■ Trabalho pedido ■
Como fica em inglês esta frase do trecho sobre o trabalho dos Cetras: "Mas essa ajuda para a vida livre (reabilitação) pode e deve ser estendida para além das ações realizadas nas dependências dos Cetras."?

Não podemos esquecer, também, que a máxima “muito ajuda quem não atrapalha” também pode ser aplicada no trabalho dos Cetras. O que poderíamos chamar, talvez, de reabilitação passiva, que é aquela que está mais envolvida com o que não se faz, do que com o que se faz. Por exemplo, o correto acondicionamento de uma ave, evitando colocá-la em uma gaiola ou viveiro que danifique suas penas de voo, a diminuição de estímulos de humanização, evitando ao máximo em contribuir com a interdependência desses animais em relação às pessoas, ou o simples aceleramento dos trâmites burocráticos para uma célere destinação para “todos” animais que já tenham condições de soltura.
Mas essa ajuda para a vida livre (reabilitação) pode e deve ser estendida para além das ações realizadas nas dependências dos Cetras.

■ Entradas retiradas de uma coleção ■
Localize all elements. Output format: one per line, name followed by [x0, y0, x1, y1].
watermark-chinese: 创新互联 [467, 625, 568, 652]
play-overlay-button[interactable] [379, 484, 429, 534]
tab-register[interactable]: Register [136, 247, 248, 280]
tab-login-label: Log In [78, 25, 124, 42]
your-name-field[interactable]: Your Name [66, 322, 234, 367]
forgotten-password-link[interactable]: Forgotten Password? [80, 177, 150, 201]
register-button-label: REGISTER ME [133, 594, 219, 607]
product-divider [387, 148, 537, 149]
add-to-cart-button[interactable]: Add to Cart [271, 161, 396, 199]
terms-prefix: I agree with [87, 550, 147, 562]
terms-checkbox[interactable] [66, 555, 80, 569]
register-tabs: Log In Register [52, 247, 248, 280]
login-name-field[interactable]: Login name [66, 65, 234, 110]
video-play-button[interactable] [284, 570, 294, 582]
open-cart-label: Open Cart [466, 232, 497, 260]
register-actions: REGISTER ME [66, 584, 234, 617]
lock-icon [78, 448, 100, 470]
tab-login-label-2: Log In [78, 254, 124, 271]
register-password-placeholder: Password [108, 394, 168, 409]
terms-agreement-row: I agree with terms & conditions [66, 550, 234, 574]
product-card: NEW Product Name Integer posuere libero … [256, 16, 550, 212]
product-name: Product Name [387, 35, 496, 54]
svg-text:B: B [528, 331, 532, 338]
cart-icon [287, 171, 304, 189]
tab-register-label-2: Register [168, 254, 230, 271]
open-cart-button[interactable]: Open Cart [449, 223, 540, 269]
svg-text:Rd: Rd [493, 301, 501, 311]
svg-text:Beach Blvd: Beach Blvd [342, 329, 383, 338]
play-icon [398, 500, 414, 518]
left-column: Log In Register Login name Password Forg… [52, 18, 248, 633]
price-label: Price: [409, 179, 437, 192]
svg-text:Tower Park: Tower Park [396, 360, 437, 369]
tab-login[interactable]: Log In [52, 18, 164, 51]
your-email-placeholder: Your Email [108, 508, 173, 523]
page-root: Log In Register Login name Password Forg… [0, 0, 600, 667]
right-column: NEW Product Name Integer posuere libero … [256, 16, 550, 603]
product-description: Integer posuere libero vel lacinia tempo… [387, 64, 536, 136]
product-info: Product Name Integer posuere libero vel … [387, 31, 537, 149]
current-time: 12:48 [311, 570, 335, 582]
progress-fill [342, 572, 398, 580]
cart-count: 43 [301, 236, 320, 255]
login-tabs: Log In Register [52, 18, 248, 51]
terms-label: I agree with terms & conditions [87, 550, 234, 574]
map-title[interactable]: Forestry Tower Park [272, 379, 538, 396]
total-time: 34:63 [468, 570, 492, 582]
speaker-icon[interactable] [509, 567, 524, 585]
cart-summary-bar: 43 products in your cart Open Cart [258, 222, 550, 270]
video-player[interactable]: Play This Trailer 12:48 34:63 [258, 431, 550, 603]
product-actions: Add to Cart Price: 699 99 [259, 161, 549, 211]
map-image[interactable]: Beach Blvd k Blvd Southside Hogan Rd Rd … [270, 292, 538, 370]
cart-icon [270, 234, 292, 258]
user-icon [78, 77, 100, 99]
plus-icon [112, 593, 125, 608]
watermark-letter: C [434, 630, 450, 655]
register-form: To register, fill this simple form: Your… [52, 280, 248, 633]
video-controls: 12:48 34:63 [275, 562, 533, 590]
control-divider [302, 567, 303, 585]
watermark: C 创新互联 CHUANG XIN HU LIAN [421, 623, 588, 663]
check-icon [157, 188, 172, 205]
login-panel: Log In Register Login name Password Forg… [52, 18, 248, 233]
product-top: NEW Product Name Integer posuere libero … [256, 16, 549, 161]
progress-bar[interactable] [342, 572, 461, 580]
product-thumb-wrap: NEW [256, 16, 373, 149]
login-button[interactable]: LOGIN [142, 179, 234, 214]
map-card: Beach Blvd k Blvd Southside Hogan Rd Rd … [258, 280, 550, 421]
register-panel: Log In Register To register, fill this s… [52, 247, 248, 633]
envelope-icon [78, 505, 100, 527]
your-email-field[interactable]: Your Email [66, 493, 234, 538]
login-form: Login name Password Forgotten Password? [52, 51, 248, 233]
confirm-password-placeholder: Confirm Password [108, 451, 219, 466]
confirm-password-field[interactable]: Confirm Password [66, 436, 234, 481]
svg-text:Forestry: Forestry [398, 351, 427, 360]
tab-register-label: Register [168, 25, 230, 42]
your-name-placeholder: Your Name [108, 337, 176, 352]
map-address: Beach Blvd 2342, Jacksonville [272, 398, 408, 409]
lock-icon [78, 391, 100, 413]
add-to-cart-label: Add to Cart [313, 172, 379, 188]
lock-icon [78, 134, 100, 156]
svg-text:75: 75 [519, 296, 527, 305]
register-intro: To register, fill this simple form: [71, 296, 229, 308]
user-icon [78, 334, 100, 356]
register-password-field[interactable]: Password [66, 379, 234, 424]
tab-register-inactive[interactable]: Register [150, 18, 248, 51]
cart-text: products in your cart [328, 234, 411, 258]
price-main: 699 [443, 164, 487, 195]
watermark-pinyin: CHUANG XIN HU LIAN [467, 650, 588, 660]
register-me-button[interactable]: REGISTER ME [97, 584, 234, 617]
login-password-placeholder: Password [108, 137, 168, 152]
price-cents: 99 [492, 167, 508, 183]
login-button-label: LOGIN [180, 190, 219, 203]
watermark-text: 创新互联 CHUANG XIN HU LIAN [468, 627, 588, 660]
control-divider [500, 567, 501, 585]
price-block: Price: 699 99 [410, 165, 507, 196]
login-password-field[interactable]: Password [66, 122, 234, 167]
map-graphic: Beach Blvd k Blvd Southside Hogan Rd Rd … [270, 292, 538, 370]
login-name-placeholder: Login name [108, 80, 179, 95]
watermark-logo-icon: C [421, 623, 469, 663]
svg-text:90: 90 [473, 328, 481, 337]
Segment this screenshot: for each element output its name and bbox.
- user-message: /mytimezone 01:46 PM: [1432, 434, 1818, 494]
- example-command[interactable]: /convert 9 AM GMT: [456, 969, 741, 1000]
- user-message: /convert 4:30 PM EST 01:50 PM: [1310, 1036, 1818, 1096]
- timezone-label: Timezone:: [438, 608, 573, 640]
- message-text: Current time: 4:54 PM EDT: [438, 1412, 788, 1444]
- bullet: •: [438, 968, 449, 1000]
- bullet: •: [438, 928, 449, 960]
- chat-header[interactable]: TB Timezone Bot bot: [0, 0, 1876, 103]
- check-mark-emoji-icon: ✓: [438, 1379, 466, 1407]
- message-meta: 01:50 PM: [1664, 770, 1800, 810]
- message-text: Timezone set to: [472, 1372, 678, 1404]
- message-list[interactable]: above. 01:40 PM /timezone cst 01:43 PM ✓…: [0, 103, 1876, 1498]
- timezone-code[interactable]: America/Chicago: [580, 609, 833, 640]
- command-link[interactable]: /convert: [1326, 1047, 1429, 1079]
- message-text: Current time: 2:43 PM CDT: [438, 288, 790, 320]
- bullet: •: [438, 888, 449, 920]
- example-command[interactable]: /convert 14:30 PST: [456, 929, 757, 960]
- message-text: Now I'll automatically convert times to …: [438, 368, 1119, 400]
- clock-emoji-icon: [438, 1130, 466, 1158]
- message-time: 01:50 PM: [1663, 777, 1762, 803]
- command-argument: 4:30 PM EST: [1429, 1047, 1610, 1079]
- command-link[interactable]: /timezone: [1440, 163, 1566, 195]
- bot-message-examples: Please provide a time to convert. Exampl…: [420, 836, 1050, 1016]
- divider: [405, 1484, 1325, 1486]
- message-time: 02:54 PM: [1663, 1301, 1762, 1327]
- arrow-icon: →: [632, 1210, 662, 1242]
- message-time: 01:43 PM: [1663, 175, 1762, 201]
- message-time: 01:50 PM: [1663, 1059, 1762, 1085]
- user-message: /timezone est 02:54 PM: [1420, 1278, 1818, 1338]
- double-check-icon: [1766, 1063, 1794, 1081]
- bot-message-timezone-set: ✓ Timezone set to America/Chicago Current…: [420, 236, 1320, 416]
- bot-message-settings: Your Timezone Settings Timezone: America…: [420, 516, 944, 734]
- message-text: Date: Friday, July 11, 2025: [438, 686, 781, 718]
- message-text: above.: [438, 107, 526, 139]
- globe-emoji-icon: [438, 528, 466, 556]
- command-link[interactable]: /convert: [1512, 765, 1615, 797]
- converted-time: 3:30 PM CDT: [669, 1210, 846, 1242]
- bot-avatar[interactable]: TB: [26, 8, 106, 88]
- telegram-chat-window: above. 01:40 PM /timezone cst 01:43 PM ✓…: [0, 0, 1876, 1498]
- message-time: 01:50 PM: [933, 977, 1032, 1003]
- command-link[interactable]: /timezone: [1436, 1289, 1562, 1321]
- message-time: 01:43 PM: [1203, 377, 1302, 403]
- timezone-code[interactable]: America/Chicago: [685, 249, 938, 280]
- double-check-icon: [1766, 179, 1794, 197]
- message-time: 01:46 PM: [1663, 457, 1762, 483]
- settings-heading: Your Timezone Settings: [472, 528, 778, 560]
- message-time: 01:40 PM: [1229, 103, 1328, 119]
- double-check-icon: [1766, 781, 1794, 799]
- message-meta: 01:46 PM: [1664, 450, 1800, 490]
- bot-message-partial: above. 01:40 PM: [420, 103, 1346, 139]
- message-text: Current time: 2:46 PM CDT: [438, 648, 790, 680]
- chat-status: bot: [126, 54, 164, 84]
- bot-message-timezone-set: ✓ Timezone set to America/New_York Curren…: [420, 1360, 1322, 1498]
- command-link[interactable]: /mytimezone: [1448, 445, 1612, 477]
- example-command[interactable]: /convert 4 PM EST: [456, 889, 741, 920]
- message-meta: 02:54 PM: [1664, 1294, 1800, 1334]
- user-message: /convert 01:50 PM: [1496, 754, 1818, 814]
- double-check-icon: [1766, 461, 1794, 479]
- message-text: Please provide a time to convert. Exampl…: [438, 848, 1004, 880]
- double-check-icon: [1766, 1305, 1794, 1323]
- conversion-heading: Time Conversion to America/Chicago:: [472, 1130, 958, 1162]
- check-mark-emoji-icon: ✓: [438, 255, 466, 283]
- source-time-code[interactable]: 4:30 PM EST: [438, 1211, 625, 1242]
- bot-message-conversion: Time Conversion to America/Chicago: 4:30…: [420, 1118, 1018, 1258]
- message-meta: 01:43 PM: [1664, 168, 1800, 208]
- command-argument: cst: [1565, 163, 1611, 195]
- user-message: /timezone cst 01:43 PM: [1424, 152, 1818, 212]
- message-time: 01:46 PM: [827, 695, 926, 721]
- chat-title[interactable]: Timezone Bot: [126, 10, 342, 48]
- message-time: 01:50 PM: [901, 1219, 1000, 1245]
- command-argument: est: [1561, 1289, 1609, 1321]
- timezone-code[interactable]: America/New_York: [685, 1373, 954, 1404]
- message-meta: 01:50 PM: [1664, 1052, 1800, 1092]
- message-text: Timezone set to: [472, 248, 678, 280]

■ Resultado da tarefa ■
But this help toward life in the wild (rehabilitation) can and should be extended beyond the actions carried out on the premises of the Cetras.